== Material shown ==
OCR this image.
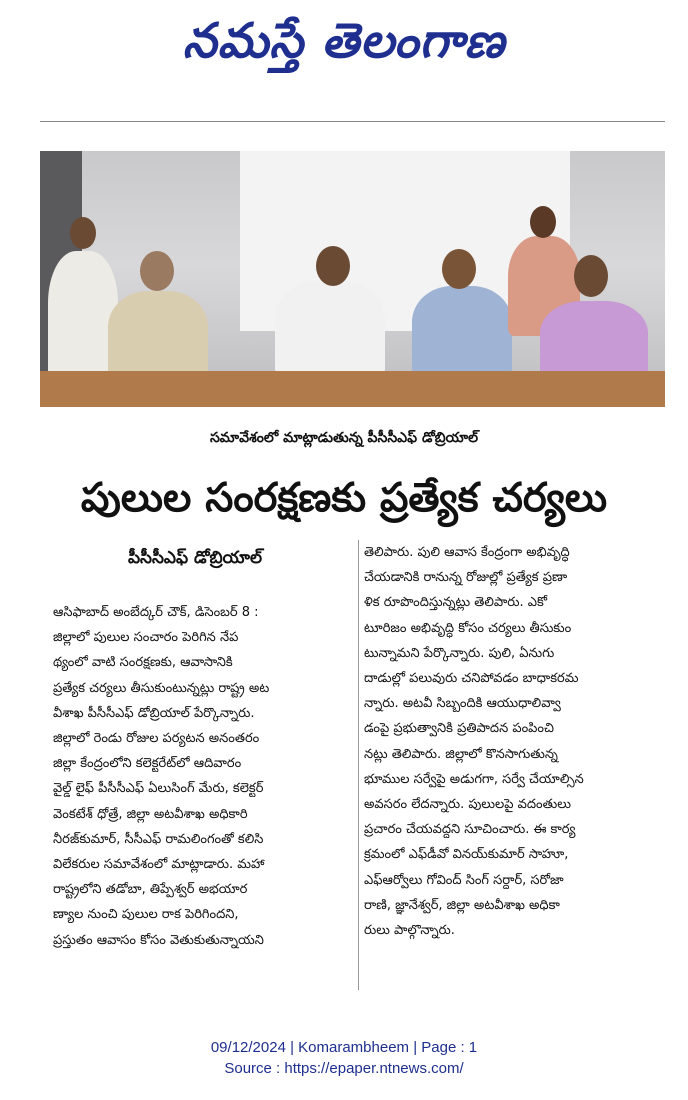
నమస్తే తెలంగాణ
సమావేశంలో మాట్లాడుతున్న పీసీసీఎఫ్ డోబ్రియాల్
పులుల సంరక్షణకు ప్రత్యేక చర్యలు
పీసీసీఎఫ్ డోబ్రియాల్
ఆసిఫాబాద్ అంబేద్కర్ చౌక్, డిసెంబర్ 8 :
జిల్లాలో పులుల సంచారం పెరిగిన నేప
థ్యంలో వాటి సంరక్షణకు, ఆవాసానికి
ప్రత్యేక చర్యలు తీసుకుంటున్నట్లు రాష్ట్ర అట
వీశాఖ పీసీసీఎఫ్ డోబ్రియాల్ పేర్కొన్నారు.
జిల్లాలో రెండు రోజుల పర్యటన అనంతరం
జిల్లా కేంద్రంలోని కలెక్టరేట్‌లో ఆదివారం
వైల్డ్ లైఫ్ పీసీసీఎఫ్ ఏలుసింగ్ మేరు, కలెక్టర్
వెంకటేశ్ ధోత్రే, జిల్లా అటవీశాఖ అధికారి
నీరజ్‌కుమార్, సీసీఎఫ్ రామలింగంతో కలిసి
విలేకరుల సమావేశంలో మాట్లాడారు. మహా
రాష్ట్రలోని తడోబా, తిప్పేశ్వర్ అభయార
ణ్యాల నుంచి పులుల రాక పెరిగిందని,
ప్రస్తుతం ఆవాసం కోసం వెతుకుతున్నాయని
తెలిపారు. పులి ఆవాస కేంద్రంగా అభివృద్ధి
చేయడానికి రానున్న రోజుల్లో ప్రత్యేక ప్రణా
ళిక రూపొందిస్తున్నట్లు తెలిపారు. ఎకో
టూరిజం అభివృద్ధి కోసం చర్యలు తీసుకుం
టున్నామని పేర్కొన్నారు. పులి, ఏనుగు
దాడుల్లో పలువురు చనిపోవడం బాధాకరమ
న్నారు. అటవీ సిబ్బందికి ఆయుధాలివ్వా
డంపై ప్రభుత్వానికి ప్రతిపాదన పంపించి
నట్లు తెలిపారు. జిల్లాలో కొనసాగుతున్న
భూముల సర్వేపై అడుగగా, సర్వే చేయాల్సిన
అవసరం లేదన్నారు. పులులపై వదంతులు
ప్రచారం చేయవద్దని సూచించారు. ఈ కార్య
క్రమంలో ఎఫ్‌డీవో వినయ్‌కుమార్ సాహూ,
ఎఫ్ఆర్వోలు గోవింద్ సింగ్ సర్దార్, సరోజా
రాణి, జ్ఞానేశ్వర్, జిల్లా అటవీశాఖ అధికా
రులు పాల్గొన్నారు.
09/12/2024 | Komarambheem | Page : 1
Source : https://epaper.ntnews.com/
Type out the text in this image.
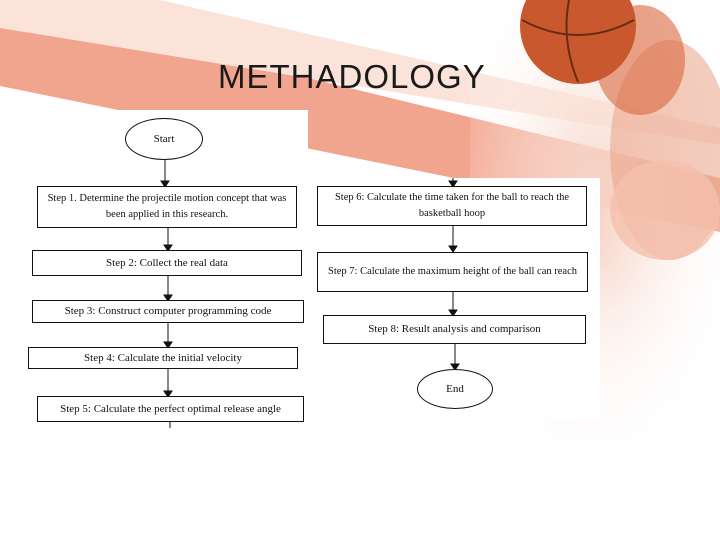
METHADOLOGY
Start
Step 1. Determine the projectile motion concept that was been applied in this research.
Step 2: Collect the real data
Step 3: Construct computer programming code
Step 4: Calculate the initial velocity
Step 5: Calculate the perfect optimal release angle
Step 6: Calculate the time taken for the ball to reach the basketball hoop
Step 7: Calculate the maximum height of the ball can reach
Step 8: Result analysis and comparison
End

== Set exercise ==
Quote the preceding records in their entirety, excluding every picture.

== Result of this exercise ==
OCR this image.
నమస్తే తెలంగాణ
సమావేశంలో మాట్లాడుతున్న పీసీసీఎఫ్ డోబ్రియాల్
పులుల సంరక్షణకు ప్రత్యేక చర్యలు
పీసీసీఎఫ్ డోబ్రియాల్
ఆసిఫాబాద్ అంబేద్కర్ చౌక్, డిసెంబర్ 8 :
జిల్లాలో పులుల సంచారం పెరిగిన నేప
థ్యంలో వాటి సంరక్షణకు, ఆవాసానికి
ప్రత్యేక చర్యలు తీసుకుంటున్నట్లు రాష్ట్ర అట
వీశాఖ పీసీసీఎఫ్ డోబ్రియాల్ పేర్కొన్నారు.
జిల్లాలో రెండు రోజుల పర్యటన అనంతరం
జిల్లా కేంద్రంలోని కలెక్టరేట్‌లో ఆదివారం
వైల్డ్ లైఫ్ పీసీసీఎఫ్ ఏలుసింగ్ మేరు, కలెక్టర్
వెంకటేశ్ ధోత్రే, జిల్లా అటవీశాఖ అధికారి
నీరజ్‌కుమార్, సీసీఎఫ్ రామలింగంతో కలిసి
విలేకరుల సమావేశంలో మాట్లాడారు. మహా
రాష్ట్రలోని తడోబా, తిప్పేశ్వర్ అభయార
ణ్యాల నుంచి పులుల రాక పెరిగిందని,
ప్రస్తుతం ఆవాసం కోసం వెతుకుతున్నాయని
తెలిపారు. పులి ఆవాస కేంద్రంగా అభివృద్ధి
చేయడానికి రానున్న రోజుల్లో ప్రత్యేక ప్రణా
ళిక రూపొందిస్తున్నట్లు తెలిపారు. ఎకో
టూరిజం అభివృద్ధి కోసం చర్యలు తీసుకుం
టున్నామని పేర్కొన్నారు. పులి, ఏనుగు
దాడుల్లో పలువురు చనిపోవడం బాధాకరమ
న్నారు. అటవీ సిబ్బందికి ఆయుధాలివ్వా
డంపై ప్రభుత్వానికి ప్రతిపాదన పంపించి
నట్లు తెలిపారు. జిల్లాలో కొనసాగుతున్న
భూముల సర్వేపై అడుగగా, సర్వే చేయాల్సిన
అవసరం లేదన్నారు. పులులపై వదంతులు
ప్రచారం చేయవద్దని సూచించారు. ఈ కార్య
క్రమంలో ఎఫ్‌డీవో వినయ్‌కుమార్ సాహూ,
ఎఫ్ఆర్వోలు గోవింద్ సింగ్ సర్దార్, సరోజా
రాణి, జ్ఞానేశ్వర్, జిల్లా అటవీశాఖ అధికా
రులు పాల్గొన్నారు.
09/12/2024 | Komarambheem | Page : 1
Source : https://epaper.ntnews.com/
Type out the text in this image.
METHADOLOGY
Start
Step 1. Determine the projectile motion concept that was been applied in this research.
Step 2: Collect the real data
Step 3: Construct computer programming code
Step 4: Calculate the initial velocity
Step 5: Calculate the perfect optimal release angle
Step 6: Calculate the time taken for the ball to reach the basketball hoop
Step 7: Calculate the maximum height of the ball can reach
Step 8: Result analysis and comparison
End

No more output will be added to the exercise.